## Aim
Write out the whole listing again, exactly.

>>

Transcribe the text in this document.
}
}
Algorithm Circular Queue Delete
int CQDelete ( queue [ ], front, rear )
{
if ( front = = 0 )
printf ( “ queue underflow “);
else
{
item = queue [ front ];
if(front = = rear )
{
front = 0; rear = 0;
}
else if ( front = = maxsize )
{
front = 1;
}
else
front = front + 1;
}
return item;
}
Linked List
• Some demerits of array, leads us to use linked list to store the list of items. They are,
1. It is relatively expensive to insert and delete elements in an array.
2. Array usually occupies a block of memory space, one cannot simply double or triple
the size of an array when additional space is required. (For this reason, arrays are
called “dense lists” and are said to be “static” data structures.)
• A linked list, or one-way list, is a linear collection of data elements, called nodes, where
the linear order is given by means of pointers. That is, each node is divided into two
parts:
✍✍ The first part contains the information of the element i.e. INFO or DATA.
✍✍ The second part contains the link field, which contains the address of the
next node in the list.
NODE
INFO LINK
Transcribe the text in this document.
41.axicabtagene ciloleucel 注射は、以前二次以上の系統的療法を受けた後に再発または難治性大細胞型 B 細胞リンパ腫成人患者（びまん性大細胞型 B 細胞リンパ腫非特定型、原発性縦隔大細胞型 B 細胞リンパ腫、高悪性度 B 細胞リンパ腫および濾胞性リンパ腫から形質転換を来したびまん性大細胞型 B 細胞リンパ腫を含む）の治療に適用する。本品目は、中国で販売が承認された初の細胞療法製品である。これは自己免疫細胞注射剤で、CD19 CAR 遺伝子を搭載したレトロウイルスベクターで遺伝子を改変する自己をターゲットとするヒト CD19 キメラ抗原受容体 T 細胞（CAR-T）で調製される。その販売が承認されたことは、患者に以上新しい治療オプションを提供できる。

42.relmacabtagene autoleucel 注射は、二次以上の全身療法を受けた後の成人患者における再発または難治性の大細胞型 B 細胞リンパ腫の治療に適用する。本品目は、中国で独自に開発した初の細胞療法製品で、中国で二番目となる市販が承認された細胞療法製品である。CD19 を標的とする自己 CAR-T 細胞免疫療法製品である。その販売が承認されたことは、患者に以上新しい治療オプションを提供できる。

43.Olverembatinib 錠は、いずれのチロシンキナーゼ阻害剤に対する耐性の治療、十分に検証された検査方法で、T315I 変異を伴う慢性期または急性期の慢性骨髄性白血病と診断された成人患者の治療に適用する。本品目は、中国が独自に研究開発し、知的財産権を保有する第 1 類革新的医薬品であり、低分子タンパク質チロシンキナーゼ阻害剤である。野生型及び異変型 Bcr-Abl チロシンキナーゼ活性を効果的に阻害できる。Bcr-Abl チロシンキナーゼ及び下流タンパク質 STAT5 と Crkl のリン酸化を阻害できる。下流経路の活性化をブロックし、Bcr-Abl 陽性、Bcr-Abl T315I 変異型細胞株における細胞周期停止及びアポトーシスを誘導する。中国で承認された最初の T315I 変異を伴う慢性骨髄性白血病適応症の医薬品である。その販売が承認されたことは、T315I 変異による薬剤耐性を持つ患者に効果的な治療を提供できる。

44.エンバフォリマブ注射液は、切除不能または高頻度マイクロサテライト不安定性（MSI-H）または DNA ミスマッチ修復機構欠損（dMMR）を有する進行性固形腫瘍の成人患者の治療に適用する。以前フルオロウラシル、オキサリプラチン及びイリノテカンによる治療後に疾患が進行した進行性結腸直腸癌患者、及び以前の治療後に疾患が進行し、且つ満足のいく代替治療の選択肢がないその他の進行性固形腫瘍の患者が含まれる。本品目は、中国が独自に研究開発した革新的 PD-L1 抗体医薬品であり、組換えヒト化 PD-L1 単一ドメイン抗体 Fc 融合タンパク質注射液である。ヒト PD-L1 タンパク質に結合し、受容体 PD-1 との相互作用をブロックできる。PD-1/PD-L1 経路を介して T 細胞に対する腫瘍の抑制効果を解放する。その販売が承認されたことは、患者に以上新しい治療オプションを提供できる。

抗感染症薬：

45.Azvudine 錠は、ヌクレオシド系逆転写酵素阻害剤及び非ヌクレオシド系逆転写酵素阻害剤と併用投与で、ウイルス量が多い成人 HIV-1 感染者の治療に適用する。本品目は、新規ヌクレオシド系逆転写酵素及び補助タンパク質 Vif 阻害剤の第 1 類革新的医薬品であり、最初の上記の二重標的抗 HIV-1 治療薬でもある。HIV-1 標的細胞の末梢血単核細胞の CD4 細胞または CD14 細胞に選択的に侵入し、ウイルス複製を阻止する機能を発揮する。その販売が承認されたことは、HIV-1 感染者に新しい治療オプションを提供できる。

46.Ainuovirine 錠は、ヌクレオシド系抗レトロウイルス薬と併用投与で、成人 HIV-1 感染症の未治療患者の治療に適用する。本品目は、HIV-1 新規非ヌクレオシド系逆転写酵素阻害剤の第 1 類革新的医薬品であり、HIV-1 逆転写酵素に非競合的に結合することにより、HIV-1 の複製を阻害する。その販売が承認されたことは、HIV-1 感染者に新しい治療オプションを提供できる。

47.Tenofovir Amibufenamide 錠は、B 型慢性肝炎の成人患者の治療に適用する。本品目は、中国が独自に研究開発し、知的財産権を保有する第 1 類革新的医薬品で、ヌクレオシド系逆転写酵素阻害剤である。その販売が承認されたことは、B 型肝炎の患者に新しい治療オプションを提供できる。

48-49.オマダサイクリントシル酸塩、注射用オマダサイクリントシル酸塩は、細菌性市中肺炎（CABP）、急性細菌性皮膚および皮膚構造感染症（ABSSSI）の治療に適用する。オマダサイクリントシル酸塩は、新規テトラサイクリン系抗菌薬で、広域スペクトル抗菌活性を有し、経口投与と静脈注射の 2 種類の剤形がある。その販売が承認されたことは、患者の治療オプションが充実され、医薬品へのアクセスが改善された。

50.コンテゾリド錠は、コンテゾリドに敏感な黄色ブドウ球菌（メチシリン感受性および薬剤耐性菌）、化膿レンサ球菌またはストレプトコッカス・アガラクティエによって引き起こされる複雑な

<<

## The completed task
Transcribe the text in this document.
}
}
Algorithm Circular Queue Delete
int CQDelete ( queue [ ], front, rear )
{
if ( front = = 0 )
printf ( “ queue underflow “);
else
{
item = queue [ front ];
if(front = = rear )
{
front = 0; rear = 0;
}
else if ( front = = maxsize )
{
front = 1;
}
else
front = front + 1;
}
return item;
}
Linked List
• Some demerits of array, leads us to use linked list to store the list of items. They are,
1. It is relatively expensive to insert and delete elements in an array.
2. Array usually occupies a block of memory space, one cannot simply double or triple
the size of an array when additional space is required. (For this reason, arrays are
called “dense lists” and are said to be “static” data structures.)
• A linked list, or one-way list, is a linear collection of data elements, called nodes, where
the linear order is given by means of pointers. That is, each node is divided into two
parts:
✍✍ The first part contains the information of the element i.e. INFO or DATA.
✍✍ The second part contains the link field, which contains the address of the
next node in the list.
NODE
INFO LINK
Transcribe the text in this document.
41.axicabtagene ciloleucel 注射は、以前二次以上の系統的療法を受けた後に再発または難治性大細胞型 B 細胞リンパ腫成人患者（びまん性大細胞型 B 細胞リンパ腫非特定型、原発性縦隔大細胞型 B 細胞リンパ腫、高悪性度 B 細胞リンパ腫および濾胞性リンパ腫から形質転換を来したびまん性大細胞型 B 細胞リンパ腫を含む）の治療に適用する。本品目は、中国で販売が承認された初の細胞療法製品である。これは自己免疫細胞注射剤で、CD19 CAR 遺伝子を搭載したレトロウイルスベクターで遺伝子を改変する自己をターゲットとするヒト CD19 キメラ抗原受容体 T 細胞（CAR-T）で調製される。その販売が承認されたことは、患者に以上新しい治療オプションを提供できる。

42.relmacabtagene autoleucel 注射は、二次以上の全身療法を受けた後の成人患者における再発または難治性の大細胞型 B 細胞リンパ腫の治療に適用する。本品目は、中国で独自に開発した初の細胞療法製品で、中国で二番目となる市販が承認された細胞療法製品である。CD19 を標的とする自己 CAR-T 細胞免疫療法製品である。その販売が承認されたことは、患者に以上新しい治療オプションを提供できる。

43.Olverembatinib 錠は、いずれのチロシンキナーゼ阻害剤に対する耐性の治療、十分に検証された検査方法で、T315I 変異を伴う慢性期または急性期の慢性骨髄性白血病と診断された成人患者の治療に適用する。本品目は、中国が独自に研究開発し、知的財産権を保有する第 1 類革新的医薬品であり、低分子タンパク質チロシンキナーゼ阻害剤である。野生型及び異変型 Bcr-Abl チロシンキナーゼ活性を効果的に阻害できる。Bcr-Abl チロシンキナーゼ及び下流タンパク質 STAT5 と Crkl のリン酸化を阻害できる。下流経路の活性化をブロックし、Bcr-Abl 陽性、Bcr-Abl T315I 変異型細胞株における細胞周期停止及びアポトーシスを誘導する。中国で承認された最初の T315I 変異を伴う慢性骨髄性白血病適応症の医薬品である。その販売が承認されたことは、T315I 変異による薬剤耐性を持つ患者に効果的な治療を提供できる。

44.エンバフォリマブ注射液は、切除不能または高頻度マイクロサテライト不安定性（MSI-H）または DNA ミスマッチ修復機構欠損（dMMR）を有する進行性固形腫瘍の成人患者の治療に適用する。以前フルオロウラシル、オキサリプラチン及びイリノテカンによる治療後に疾患が進行した進行性結腸直腸癌患者、及び以前の治療後に疾患が進行し、且つ満足のいく代替治療の選択肢がないその他の進行性固形腫瘍の患者が含まれる。本品目は、中国が独自に研究開発した革新的 PD-L1 抗体医薬品であり、組換えヒト化 PD-L1 単一ドメイン抗体 Fc 融合タンパク質注射液である。ヒト PD-L1 タンパク質に結合し、受容体 PD-1 との相互作用をブロックできる。PD-1/PD-L1 経路を介して T 細胞に対する腫瘍の抑制効果を解放する。その販売が承認されたことは、患者に以上新しい治療オプションを提供できる。

抗感染症薬：

45.Azvudine 錠は、ヌクレオシド系逆転写酵素阻害剤及び非ヌクレオシド系逆転写酵素阻害剤と併用投与で、ウイルス量が多い成人 HIV-1 感染者の治療に適用する。本品目は、新規ヌクレオシド系逆転写酵素及び補助タンパク質 Vif 阻害剤の第 1 類革新的医薬品であり、最初の上記の二重標的抗 HIV-1 治療薬でもある。HIV-1 標的細胞の末梢血単核細胞の CD4 細胞または CD14 細胞に選択的に侵入し、ウイルス複製を阻止する機能を発揮する。その販売が承認されたことは、HIV-1 感染者に新しい治療オプションを提供できる。

46.Ainuovirine 錠は、ヌクレオシド系抗レトロウイルス薬と併用投与で、成人 HIV-1 感染症の未治療患者の治療に適用する。本品目は、HIV-1 新規非ヌクレオシド系逆転写酵素阻害剤の第 1 類革新的医薬品であり、HIV-1 逆転写酵素に非競合的に結合することにより、HIV-1 の複製を阻害する。その販売が承認されたことは、HIV-1 感染者に新しい治療オプションを提供できる。

47.Tenofovir Amibufenamide 錠は、B 型慢性肝炎の成人患者の治療に適用する。本品目は、中国が独自に研究開発し、知的財産権を保有する第 1 類革新的医薬品で、ヌクレオシド系逆転写酵素阻害剤である。その販売が承認されたことは、B 型肝炎の患者に新しい治療オプションを提供できる。

48-49.オマダサイクリントシル酸塩、注射用オマダサイクリントシル酸塩は、細菌性市中肺炎（CABP）、急性細菌性皮膚および皮膚構造感染症（ABSSSI）の治療に適用する。オマダサイクリントシル酸塩は、新規テトラサイクリン系抗菌薬で、広域スペクトル抗菌活性を有し、経口投与と静脈注射の 2 種類の剤形がある。その販売が承認されたことは、患者の治療オプションが充実され、医薬品へのアクセスが改善された。

50.コンテゾリド錠は、コンテゾリドに敏感な黄色ブドウ球菌（メチシリン感受性および薬剤耐性菌）、化膿レンサ球菌またはストレプトコッカス・アガラクティエによって引き起こされる複雑な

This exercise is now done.